# Direction:
All of the data should be output character for character, except the pictures.
** Begin **
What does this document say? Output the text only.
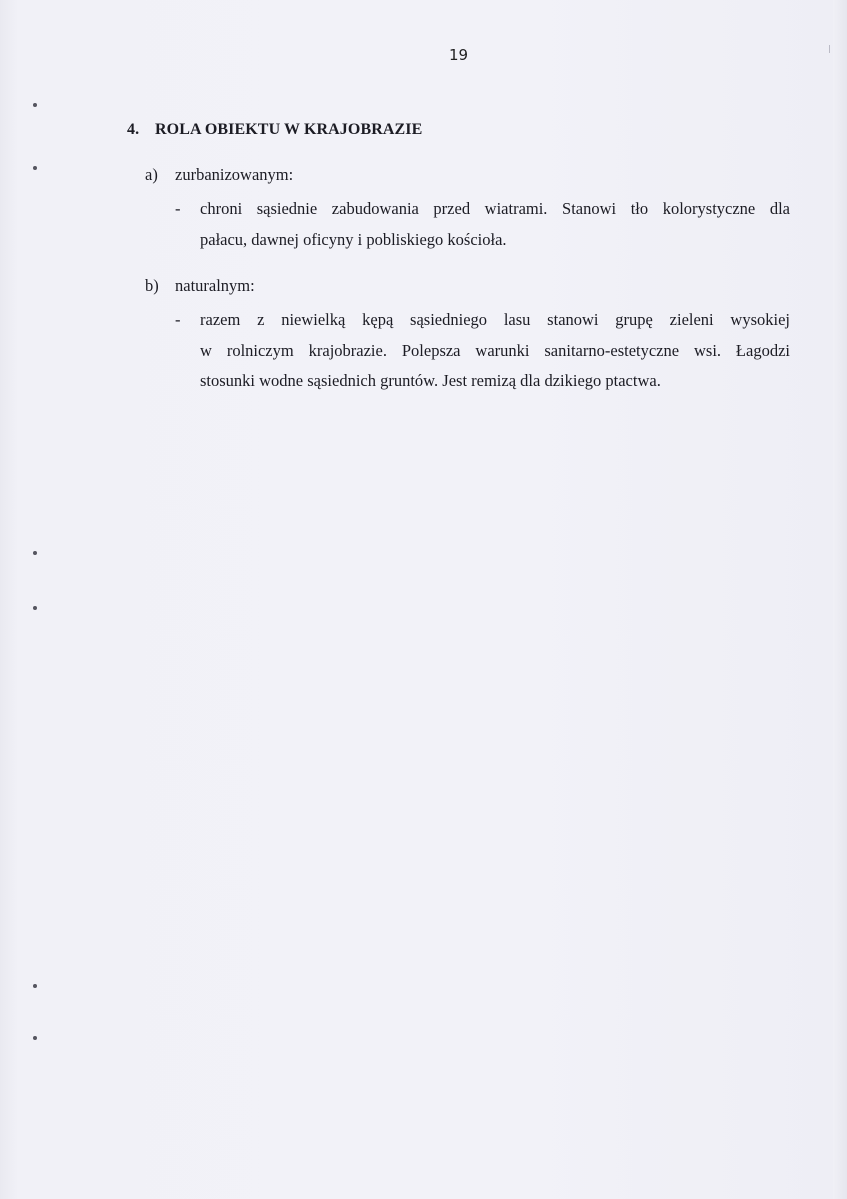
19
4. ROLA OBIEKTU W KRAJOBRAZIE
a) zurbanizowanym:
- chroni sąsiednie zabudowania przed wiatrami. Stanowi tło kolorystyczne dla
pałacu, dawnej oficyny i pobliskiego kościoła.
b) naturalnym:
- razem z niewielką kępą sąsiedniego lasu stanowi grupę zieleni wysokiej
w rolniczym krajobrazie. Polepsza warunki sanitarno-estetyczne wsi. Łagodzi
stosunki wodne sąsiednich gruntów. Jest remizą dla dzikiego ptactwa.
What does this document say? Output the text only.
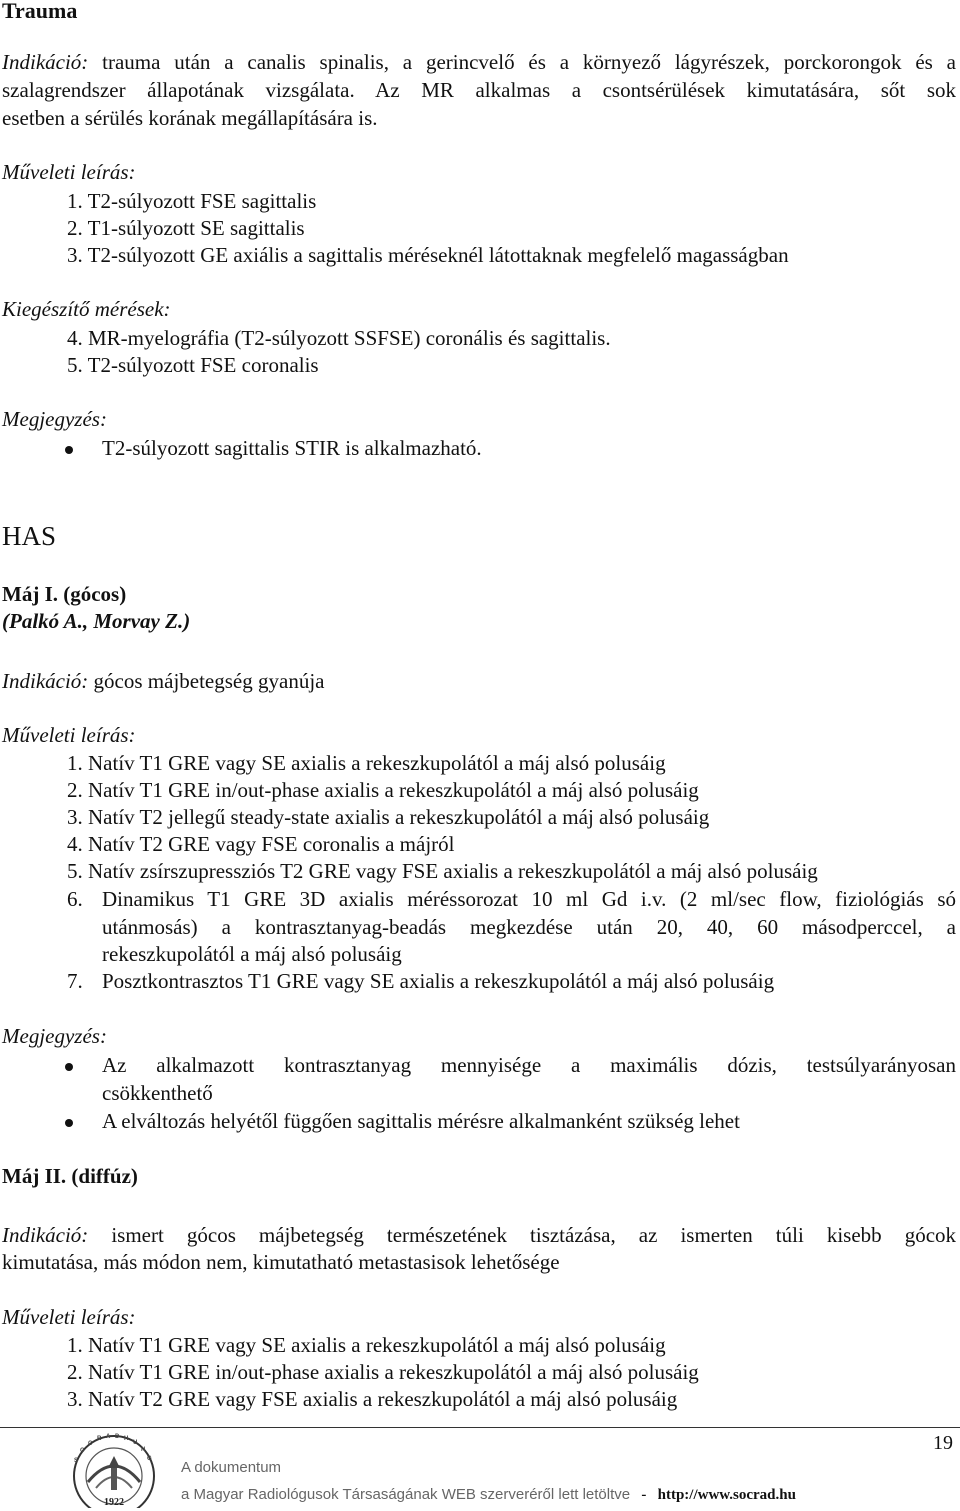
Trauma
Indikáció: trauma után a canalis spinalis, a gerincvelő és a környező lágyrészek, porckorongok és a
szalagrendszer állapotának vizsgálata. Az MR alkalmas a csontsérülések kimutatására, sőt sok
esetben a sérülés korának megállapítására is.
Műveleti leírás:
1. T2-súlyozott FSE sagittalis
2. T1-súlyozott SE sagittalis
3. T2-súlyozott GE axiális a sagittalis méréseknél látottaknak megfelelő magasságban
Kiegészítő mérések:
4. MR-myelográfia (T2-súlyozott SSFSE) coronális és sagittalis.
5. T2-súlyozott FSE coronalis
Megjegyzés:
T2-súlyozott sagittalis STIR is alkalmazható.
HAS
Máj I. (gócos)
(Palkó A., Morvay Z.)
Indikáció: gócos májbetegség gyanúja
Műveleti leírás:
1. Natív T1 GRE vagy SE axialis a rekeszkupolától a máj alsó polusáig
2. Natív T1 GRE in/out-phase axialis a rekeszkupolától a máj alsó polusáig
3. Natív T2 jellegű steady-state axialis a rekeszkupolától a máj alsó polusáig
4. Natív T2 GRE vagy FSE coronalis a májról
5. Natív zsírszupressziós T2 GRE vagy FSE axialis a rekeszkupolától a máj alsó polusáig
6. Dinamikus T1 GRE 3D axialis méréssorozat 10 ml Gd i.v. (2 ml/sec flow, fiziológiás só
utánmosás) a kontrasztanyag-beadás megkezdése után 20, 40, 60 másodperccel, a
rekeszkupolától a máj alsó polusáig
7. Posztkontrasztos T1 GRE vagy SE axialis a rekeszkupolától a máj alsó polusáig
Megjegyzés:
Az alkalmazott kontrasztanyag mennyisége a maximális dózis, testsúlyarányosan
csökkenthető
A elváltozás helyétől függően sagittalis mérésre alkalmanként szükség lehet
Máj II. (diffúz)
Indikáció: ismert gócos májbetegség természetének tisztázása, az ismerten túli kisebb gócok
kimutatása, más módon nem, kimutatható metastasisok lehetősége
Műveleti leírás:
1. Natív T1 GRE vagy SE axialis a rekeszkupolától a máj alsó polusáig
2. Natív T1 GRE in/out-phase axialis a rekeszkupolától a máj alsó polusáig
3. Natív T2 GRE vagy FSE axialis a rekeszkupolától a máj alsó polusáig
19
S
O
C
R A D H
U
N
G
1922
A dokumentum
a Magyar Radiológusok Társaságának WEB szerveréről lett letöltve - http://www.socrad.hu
** End **
# Output for this task:
What does this document say? Output the text only.
19
4. ROLA OBIEKTU W KRAJOBRAZIE
a) zurbanizowanym:
- chroni sąsiednie zabudowania przed wiatrami. Stanowi tło kolorystyczne dla
pałacu, dawnej oficyny i pobliskiego kościoła.
b) naturalnym:
- razem z niewielką kępą sąsiedniego lasu stanowi grupę zieleni wysokiej
w rolniczym krajobrazie. Polepsza warunki sanitarno-estetyczne wsi. Łagodzi
stosunki wodne sąsiednich gruntów. Jest remizą dla dzikiego ptactwa.
What does this document say? Output the text only.
Trauma
Indikáció: trauma után a canalis spinalis, a gerincvelő és a környező lágyrészek, porckorongok és a
szalagrendszer állapotának vizsgálata. Az MR alkalmas a csontsérülések kimutatására, sőt sok
esetben a sérülés korának megállapítására is.
Műveleti leírás:
1. T2-súlyozott FSE sagittalis
2. T1-súlyozott SE sagittalis
3. T2-súlyozott GE axiális a sagittalis méréseknél látottaknak megfelelő magasságban
Kiegészítő mérések:
4. MR-myelográfia (T2-súlyozott SSFSE) coronális és sagittalis.
5. T2-súlyozott FSE coronalis
Megjegyzés:
T2-súlyozott sagittalis STIR is alkalmazható.
HAS
Máj I. (gócos)
(Palkó A., Morvay Z.)
Indikáció: gócos májbetegség gyanúja
Műveleti leírás:
1. Natív T1 GRE vagy SE axialis a rekeszkupolától a máj alsó polusáig
2. Natív T1 GRE in/out-phase axialis a rekeszkupolától a máj alsó polusáig
3. Natív T2 jellegű steady-state axialis a rekeszkupolától a máj alsó polusáig
4. Natív T2 GRE vagy FSE coronalis a májról
5. Natív zsírszupressziós T2 GRE vagy FSE axialis a rekeszkupolától a máj alsó polusáig
6. Dinamikus T1 GRE 3D axialis méréssorozat 10 ml Gd i.v. (2 ml/sec flow, fiziológiás só
utánmosás) a kontrasztanyag-beadás megkezdése után 20, 40, 60 másodperccel, a
rekeszkupolától a máj alsó polusáig
7. Posztkontrasztos T1 GRE vagy SE axialis a rekeszkupolától a máj alsó polusáig
Megjegyzés:
Az alkalmazott kontrasztanyag mennyisége a maximális dózis, testsúlyarányosan
csökkenthető
A elváltozás helyétől függően sagittalis mérésre alkalmanként szükség lehet
Máj II. (diffúz)
Indikáció: ismert gócos májbetegség természetének tisztázása, az ismerten túli kisebb gócok
kimutatása, más módon nem, kimutatható metastasisok lehetősége
Műveleti leírás:
1. Natív T1 GRE vagy SE axialis a rekeszkupolától a máj alsó polusáig
2. Natív T1 GRE in/out-phase axialis a rekeszkupolától a máj alsó polusáig
3. Natív T2 GRE vagy FSE axialis a rekeszkupolától a máj alsó polusáig
19
S
O
C
R A D H
U
N
G
1922
A dokumentum
a Magyar Radiológusok Társaságának WEB szerveréről lett letöltve - http://www.socrad.hu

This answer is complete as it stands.